What to do:
Looking at the listing, state how many of its lines contain the string "annotation". Write only the number.

-- begin --

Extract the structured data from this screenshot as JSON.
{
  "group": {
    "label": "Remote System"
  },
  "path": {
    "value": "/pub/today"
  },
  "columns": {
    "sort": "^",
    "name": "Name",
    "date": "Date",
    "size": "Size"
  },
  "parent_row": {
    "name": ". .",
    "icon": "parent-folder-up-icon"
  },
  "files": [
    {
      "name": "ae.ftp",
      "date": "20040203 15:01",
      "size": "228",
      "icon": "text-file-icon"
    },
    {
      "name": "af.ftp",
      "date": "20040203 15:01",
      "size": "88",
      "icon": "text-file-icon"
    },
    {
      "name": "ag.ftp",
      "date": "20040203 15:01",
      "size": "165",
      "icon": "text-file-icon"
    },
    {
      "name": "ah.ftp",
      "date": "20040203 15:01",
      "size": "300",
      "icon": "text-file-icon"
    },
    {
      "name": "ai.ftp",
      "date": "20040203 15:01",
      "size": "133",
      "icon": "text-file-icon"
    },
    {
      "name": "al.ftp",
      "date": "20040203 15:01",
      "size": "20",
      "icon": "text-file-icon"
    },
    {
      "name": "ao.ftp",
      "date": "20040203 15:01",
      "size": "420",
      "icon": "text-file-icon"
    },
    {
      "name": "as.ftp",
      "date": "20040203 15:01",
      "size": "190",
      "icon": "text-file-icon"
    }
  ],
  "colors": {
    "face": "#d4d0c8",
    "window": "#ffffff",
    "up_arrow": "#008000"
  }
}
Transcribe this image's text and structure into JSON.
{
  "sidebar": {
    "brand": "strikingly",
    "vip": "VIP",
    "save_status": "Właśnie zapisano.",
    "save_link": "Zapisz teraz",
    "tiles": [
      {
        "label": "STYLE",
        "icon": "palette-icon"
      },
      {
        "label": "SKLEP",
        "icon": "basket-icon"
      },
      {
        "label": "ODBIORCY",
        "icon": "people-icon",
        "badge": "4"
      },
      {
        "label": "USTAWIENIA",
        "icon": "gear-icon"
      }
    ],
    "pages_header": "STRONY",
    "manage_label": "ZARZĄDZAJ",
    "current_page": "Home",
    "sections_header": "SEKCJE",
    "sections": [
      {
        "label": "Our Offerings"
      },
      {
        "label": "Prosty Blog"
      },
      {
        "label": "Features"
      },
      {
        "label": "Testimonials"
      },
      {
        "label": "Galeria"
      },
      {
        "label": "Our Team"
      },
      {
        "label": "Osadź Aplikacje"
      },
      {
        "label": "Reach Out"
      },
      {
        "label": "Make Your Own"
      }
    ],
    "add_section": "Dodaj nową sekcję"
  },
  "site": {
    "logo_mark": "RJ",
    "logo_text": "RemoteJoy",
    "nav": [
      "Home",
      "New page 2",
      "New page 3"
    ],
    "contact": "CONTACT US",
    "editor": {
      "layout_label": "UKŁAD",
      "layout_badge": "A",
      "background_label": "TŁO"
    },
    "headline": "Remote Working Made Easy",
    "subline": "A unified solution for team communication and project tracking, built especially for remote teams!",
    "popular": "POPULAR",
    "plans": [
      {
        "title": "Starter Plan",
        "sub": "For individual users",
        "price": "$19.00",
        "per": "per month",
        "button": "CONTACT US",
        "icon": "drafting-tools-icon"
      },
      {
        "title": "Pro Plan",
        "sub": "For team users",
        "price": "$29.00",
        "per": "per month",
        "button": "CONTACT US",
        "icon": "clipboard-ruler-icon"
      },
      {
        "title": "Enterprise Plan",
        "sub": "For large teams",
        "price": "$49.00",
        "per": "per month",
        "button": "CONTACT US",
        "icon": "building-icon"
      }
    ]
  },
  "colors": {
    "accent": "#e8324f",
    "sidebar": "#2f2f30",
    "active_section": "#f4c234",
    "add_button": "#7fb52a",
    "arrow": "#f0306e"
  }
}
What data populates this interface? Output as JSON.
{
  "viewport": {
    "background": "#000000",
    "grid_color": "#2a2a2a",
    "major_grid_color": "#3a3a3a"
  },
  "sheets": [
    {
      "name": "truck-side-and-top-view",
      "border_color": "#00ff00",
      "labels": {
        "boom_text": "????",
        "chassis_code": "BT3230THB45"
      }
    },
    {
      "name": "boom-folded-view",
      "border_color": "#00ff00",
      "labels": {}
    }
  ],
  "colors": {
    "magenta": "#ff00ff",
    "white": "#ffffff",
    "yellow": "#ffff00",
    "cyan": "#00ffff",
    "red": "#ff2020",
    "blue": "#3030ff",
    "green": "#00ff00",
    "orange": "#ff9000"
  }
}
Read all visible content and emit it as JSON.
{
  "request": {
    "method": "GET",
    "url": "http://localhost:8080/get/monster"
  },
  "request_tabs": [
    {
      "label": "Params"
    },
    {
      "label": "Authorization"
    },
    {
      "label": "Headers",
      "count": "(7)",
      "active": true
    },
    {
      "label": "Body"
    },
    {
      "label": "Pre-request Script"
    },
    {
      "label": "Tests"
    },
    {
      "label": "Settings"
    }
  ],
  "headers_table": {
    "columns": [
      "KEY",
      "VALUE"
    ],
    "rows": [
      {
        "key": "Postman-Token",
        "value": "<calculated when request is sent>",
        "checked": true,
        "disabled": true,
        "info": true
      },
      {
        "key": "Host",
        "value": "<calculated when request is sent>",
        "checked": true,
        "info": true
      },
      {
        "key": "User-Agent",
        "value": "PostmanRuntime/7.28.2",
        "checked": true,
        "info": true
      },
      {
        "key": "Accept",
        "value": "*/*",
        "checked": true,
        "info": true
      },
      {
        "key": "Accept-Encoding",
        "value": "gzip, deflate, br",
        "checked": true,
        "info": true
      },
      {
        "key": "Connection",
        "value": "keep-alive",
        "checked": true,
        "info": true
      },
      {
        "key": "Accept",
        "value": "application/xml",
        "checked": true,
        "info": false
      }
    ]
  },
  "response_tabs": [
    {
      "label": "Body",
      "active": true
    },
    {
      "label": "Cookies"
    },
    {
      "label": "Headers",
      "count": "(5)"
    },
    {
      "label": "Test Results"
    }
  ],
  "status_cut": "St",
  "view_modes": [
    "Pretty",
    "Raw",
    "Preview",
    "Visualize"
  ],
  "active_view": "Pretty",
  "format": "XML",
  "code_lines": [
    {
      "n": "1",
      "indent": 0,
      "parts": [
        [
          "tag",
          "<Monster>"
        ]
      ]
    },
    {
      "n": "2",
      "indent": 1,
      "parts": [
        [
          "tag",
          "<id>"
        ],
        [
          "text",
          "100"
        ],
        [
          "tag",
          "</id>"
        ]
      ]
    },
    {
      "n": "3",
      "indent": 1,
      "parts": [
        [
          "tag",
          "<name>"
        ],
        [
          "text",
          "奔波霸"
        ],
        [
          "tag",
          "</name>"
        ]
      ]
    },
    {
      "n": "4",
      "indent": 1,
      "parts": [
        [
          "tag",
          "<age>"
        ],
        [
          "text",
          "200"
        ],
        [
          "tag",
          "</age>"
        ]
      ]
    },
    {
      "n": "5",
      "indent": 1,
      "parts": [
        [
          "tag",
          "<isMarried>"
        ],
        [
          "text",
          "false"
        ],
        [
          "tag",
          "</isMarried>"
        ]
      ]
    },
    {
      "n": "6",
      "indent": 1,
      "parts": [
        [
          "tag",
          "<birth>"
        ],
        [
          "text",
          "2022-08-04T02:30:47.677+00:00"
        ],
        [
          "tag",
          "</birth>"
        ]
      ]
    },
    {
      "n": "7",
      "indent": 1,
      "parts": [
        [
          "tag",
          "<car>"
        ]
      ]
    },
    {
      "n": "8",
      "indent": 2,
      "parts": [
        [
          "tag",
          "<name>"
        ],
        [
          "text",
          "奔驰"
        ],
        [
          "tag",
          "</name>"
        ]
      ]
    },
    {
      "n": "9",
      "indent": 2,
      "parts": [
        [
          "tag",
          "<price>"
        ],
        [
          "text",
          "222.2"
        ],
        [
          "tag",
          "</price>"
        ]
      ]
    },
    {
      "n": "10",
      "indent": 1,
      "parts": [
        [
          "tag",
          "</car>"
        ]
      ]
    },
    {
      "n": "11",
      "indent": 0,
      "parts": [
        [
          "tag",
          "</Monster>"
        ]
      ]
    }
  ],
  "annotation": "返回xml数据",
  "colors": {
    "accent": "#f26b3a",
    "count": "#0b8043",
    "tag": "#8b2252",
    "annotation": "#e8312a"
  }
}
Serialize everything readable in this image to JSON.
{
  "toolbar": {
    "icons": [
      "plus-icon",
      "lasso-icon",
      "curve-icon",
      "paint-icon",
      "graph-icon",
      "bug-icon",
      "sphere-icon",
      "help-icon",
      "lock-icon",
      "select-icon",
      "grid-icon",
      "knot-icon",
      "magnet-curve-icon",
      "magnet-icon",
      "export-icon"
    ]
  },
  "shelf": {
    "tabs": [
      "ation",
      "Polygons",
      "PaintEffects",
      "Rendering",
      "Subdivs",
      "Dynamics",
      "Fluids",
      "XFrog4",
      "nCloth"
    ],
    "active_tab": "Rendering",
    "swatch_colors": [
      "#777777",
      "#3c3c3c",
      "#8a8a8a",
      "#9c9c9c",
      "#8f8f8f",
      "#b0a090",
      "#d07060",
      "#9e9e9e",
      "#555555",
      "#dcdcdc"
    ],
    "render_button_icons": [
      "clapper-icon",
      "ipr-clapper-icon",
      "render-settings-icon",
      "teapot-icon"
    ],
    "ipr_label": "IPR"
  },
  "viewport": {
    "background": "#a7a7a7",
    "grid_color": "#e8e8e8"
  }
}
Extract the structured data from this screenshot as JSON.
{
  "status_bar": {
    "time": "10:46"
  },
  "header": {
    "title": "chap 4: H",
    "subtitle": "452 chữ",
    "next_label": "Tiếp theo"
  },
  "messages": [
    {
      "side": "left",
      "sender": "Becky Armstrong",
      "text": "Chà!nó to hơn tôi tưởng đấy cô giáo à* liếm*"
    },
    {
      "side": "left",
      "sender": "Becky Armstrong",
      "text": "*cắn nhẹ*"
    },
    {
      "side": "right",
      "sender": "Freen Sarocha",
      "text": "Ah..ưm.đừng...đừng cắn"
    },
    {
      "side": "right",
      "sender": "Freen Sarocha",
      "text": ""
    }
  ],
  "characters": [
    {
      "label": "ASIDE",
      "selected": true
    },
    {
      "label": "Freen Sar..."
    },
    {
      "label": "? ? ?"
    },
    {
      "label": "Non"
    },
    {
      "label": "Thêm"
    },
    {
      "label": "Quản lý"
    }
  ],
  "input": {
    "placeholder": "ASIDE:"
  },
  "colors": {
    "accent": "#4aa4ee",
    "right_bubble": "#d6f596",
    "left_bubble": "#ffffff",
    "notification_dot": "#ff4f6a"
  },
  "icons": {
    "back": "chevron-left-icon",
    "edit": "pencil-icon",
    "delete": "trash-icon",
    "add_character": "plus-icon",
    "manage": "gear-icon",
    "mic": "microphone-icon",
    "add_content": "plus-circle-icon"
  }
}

-- end --

Written response:
2